- **GIVEN INSTRUCTION**
Reproduce the full listing that appears beneath this instruction exactly.
• • •
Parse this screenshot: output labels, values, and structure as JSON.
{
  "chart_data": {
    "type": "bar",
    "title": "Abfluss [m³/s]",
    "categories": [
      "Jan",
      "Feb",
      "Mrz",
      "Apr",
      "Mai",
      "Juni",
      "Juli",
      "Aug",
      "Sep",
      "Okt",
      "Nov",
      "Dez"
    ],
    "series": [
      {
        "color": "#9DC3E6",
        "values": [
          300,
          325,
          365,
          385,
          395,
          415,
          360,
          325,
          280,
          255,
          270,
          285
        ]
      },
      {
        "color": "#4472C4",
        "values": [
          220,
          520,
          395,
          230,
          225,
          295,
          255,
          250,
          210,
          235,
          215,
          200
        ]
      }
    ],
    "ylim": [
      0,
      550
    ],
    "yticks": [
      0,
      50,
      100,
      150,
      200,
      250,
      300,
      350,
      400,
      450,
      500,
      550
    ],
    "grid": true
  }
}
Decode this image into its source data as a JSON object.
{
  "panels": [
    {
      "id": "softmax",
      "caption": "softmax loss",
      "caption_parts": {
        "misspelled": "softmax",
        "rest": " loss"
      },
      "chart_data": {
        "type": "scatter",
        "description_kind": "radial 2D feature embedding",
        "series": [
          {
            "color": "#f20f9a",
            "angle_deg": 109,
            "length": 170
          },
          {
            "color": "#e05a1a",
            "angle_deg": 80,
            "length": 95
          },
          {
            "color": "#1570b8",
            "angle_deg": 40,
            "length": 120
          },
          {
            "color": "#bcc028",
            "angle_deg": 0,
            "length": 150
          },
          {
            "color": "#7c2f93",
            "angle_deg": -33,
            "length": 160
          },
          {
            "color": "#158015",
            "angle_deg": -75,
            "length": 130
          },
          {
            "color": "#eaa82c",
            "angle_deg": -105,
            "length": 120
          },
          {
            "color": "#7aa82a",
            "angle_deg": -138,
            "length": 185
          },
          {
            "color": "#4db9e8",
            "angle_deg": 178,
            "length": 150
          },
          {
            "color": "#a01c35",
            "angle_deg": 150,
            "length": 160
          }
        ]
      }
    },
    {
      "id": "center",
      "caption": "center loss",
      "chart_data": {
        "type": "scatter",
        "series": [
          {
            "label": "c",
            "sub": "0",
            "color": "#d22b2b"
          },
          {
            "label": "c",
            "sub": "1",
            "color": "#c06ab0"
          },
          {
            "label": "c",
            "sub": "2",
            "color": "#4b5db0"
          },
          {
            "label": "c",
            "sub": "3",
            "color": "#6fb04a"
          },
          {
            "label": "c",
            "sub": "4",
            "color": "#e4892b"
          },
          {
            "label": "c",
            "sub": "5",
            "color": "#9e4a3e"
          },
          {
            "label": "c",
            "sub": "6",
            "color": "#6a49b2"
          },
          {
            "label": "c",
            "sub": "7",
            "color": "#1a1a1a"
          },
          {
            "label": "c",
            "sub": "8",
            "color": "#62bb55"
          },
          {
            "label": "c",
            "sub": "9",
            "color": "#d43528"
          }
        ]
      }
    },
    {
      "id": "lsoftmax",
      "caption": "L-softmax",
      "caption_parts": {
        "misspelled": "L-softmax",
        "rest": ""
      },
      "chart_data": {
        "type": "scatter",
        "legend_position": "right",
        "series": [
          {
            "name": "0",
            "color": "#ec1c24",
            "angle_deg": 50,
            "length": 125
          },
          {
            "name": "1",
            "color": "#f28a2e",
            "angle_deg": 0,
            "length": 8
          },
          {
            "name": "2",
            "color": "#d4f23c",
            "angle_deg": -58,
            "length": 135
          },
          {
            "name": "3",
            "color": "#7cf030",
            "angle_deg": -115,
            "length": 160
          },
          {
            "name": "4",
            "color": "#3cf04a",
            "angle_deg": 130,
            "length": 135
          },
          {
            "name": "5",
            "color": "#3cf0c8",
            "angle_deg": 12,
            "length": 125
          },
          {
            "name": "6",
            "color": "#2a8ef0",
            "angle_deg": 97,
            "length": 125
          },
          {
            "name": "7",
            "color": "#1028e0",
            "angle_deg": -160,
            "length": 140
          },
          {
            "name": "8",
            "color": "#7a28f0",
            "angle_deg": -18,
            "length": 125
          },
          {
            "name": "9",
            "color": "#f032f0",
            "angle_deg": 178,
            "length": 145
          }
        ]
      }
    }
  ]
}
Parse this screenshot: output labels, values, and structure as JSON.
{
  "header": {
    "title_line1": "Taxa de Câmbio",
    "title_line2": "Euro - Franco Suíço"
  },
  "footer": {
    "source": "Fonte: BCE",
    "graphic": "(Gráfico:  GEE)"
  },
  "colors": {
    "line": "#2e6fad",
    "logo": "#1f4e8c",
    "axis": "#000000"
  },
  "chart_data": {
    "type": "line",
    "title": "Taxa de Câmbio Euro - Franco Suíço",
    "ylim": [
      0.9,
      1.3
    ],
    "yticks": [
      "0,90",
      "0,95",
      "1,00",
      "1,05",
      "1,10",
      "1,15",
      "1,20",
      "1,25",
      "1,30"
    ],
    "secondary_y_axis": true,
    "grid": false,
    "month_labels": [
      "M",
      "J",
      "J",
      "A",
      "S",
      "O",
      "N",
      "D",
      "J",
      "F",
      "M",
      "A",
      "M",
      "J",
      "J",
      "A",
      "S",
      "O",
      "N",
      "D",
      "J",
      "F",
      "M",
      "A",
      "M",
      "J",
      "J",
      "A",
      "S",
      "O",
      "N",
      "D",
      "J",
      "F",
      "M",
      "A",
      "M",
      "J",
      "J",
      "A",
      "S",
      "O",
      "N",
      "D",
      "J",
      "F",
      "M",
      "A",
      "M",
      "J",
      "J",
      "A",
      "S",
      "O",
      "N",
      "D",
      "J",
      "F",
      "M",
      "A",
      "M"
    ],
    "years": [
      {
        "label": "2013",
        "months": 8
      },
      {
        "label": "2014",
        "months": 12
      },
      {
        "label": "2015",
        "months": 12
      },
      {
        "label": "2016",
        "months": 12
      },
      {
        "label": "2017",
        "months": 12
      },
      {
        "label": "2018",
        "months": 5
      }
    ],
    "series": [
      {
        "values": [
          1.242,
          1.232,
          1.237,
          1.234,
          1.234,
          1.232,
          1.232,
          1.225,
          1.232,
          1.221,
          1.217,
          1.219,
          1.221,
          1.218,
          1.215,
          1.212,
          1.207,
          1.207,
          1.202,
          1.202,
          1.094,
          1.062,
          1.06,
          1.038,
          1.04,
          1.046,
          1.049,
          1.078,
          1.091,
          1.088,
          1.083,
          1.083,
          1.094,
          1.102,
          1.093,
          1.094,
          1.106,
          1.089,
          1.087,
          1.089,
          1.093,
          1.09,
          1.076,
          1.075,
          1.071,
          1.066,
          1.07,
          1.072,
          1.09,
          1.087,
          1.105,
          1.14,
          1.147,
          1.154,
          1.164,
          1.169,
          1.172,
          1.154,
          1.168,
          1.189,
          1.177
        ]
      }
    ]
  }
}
• • •
- **RESULT BELOW**
Parse this screenshot: output labels, values, and structure as JSON.
{
  "chart_data": {
    "type": "bar",
    "title": "Abfluss [m³/s]",
    "categories": [
      "Jan",
      "Feb",
      "Mrz",
      "Apr",
      "Mai",
      "Juni",
      "Juli",
      "Aug",
      "Sep",
      "Okt",
      "Nov",
      "Dez"
    ],
    "series": [
      {
        "color": "#9DC3E6",
        "values": [
          300,
          325,
          365,
          385,
          395,
          415,
          360,
          325,
          280,
          255,
          270,
          285
        ]
      },
      {
        "color": "#4472C4",
        "values": [
          220,
          520,
          395,
          230,
          225,
          295,
          255,
          250,
          210,
          235,
          215,
          200
        ]
      }
    ],
    "ylim": [
      0,
      550
    ],
    "yticks": [
      0,
      50,
      100,
      150,
      200,
      250,
      300,
      350,
      400,
      450,
      500,
      550
    ],
    "grid": true
  }
}
Decode this image into its source data as a JSON object.
{
  "panels": [
    {
      "id": "softmax",
      "caption": "softmax loss",
      "caption_parts": {
        "misspelled": "softmax",
        "rest": " loss"
      },
      "chart_data": {
        "type": "scatter",
        "description_kind": "radial 2D feature embedding",
        "series": [
          {
            "color": "#f20f9a",
            "angle_deg": 109,
            "length": 170
          },
          {
            "color": "#e05a1a",
            "angle_deg": 80,
            "length": 95
          },
          {
            "color": "#1570b8",
            "angle_deg": 40,
            "length": 120
          },
          {
            "color": "#bcc028",
            "angle_deg": 0,
            "length": 150
          },
          {
            "color": "#7c2f93",
            "angle_deg": -33,
            "length": 160
          },
          {
            "color": "#158015",
            "angle_deg": -75,
            "length": 130
          },
          {
            "color": "#eaa82c",
            "angle_deg": -105,
            "length": 120
          },
          {
            "color": "#7aa82a",
            "angle_deg": -138,
            "length": 185
          },
          {
            "color": "#4db9e8",
            "angle_deg": 178,
            "length": 150
          },
          {
            "color": "#a01c35",
            "angle_deg": 150,
            "length": 160
          }
        ]
      }
    },
    {
      "id": "center",
      "caption": "center loss",
      "chart_data": {
        "type": "scatter",
        "series": [
          {
            "label": "c",
            "sub": "0",
            "color": "#d22b2b"
          },
          {
            "label": "c",
            "sub": "1",
            "color": "#c06ab0"
          },
          {
            "label": "c",
            "sub": "2",
            "color": "#4b5db0"
          },
          {
            "label": "c",
            "sub": "3",
            "color": "#6fb04a"
          },
          {
            "label": "c",
            "sub": "4",
            "color": "#e4892b"
          },
          {
            "label": "c",
            "sub": "5",
            "color": "#9e4a3e"
          },
          {
            "label": "c",
            "sub": "6",
            "color": "#6a49b2"
          },
          {
            "label": "c",
            "sub": "7",
            "color": "#1a1a1a"
          },
          {
            "label": "c",
            "sub": "8",
            "color": "#62bb55"
          },
          {
            "label": "c",
            "sub": "9",
            "color": "#d43528"
          }
        ]
      }
    },
    {
      "id": "lsoftmax",
      "caption": "L-softmax",
      "caption_parts": {
        "misspelled": "L-softmax",
        "rest": ""
      },
      "chart_data": {
        "type": "scatter",
        "legend_position": "right",
        "series": [
          {
            "name": "0",
            "color": "#ec1c24",
            "angle_deg": 50,
            "length": 125
          },
          {
            "name": "1",
            "color": "#f28a2e",
            "angle_deg": 0,
            "length": 8
          },
          {
            "name": "2",
            "color": "#d4f23c",
            "angle_deg": -58,
            "length": 135
          },
          {
            "name": "3",
            "color": "#7cf030",
            "angle_deg": -115,
            "length": 160
          },
          {
            "name": "4",
            "color": "#3cf04a",
            "angle_deg": 130,
            "length": 135
          },
          {
            "name": "5",
            "color": "#3cf0c8",
            "angle_deg": 12,
            "length": 125
          },
          {
            "name": "6",
            "color": "#2a8ef0",
            "angle_deg": 97,
            "length": 125
          },
          {
            "name": "7",
            "color": "#1028e0",
            "angle_deg": -160,
            "length": 140
          },
          {
            "name": "8",
            "color": "#7a28f0",
            "angle_deg": -18,
            "length": 125
          },
          {
            "name": "9",
            "color": "#f032f0",
            "angle_deg": 178,
            "length": 145
          }
        ]
      }
    }
  ]
}
Parse this screenshot: output labels, values, and structure as JSON.
{
  "header": {
    "title_line1": "Taxa de Câmbio",
    "title_line2": "Euro - Franco Suíço"
  },
  "footer": {
    "source": "Fonte: BCE",
    "graphic": "(Gráfico:  GEE)"
  },
  "colors": {
    "line": "#2e6fad",
    "logo": "#1f4e8c",
    "axis": "#000000"
  },
  "chart_data": {
    "type": "line",
    "title": "Taxa de Câmbio Euro - Franco Suíço",
    "ylim": [
      0.9,
      1.3
    ],
    "yticks": [
      "0,90",
      "0,95",
      "1,00",
      "1,05",
      "1,10",
      "1,15",
      "1,20",
      "1,25",
      "1,30"
    ],
    "secondary_y_axis": true,
    "grid": false,
    "month_labels": [
      "M",
      "J",
      "J",
      "A",
      "S",
      "O",
      "N",
      "D",
      "J",
      "F",
      "M",
      "A",
      "M",
      "J",
      "J",
      "A",
      "S",
      "O",
      "N",
      "D",
      "J",
      "F",
      "M",
      "A",
      "M",
      "J",
      "J",
      "A",
      "S",
      "O",
      "N",
      "D",
      "J",
      "F",
      "M",
      "A",
      "M",
      "J",
      "J",
      "A",
      "S",
      "O",
      "N",
      "D",
      "J",
      "F",
      "M",
      "A",
      "M",
      "J",
      "J",
      "A",
      "S",
      "O",
      "N",
      "D",
      "J",
      "F",
      "M",
      "A",
      "M"
    ],
    "years": [
      {
        "label": "2013",
        "months": 8
      },
      {
        "label": "2014",
        "months": 12
      },
      {
        "label": "2015",
        "months": 12
      },
      {
        "label": "2016",
        "months": 12
      },
      {
        "label": "2017",
        "months": 12
      },
      {
        "label": "2018",
        "months": 5
      }
    ],
    "series": [
      {
        "values": [
          1.242,
          1.232,
          1.237,
          1.234,
          1.234,
          1.232,
          1.232,
          1.225,
          1.232,
          1.221,
          1.217,
          1.219,
          1.221,
          1.218,
          1.215,
          1.212,
          1.207,
          1.207,
          1.202,
          1.202,
          1.094,
          1.062,
          1.06,
          1.038,
          1.04,
          1.046,
          1.049,
          1.078,
          1.091,
          1.088,
          1.083,
          1.083,
          1.094,
          1.102,
          1.093,
          1.094,
          1.106,
          1.089,
          1.087,
          1.089,
          1.093,
          1.09,
          1.076,
          1.075,
          1.071,
          1.066,
          1.07,
          1.072,
          1.09,
          1.087,
          1.105,
          1.14,
          1.147,
          1.154,
          1.164,
          1.169,
          1.172,
          1.154,
          1.168,
          1.189,
          1.177
        ]
      }
    ]
  }
}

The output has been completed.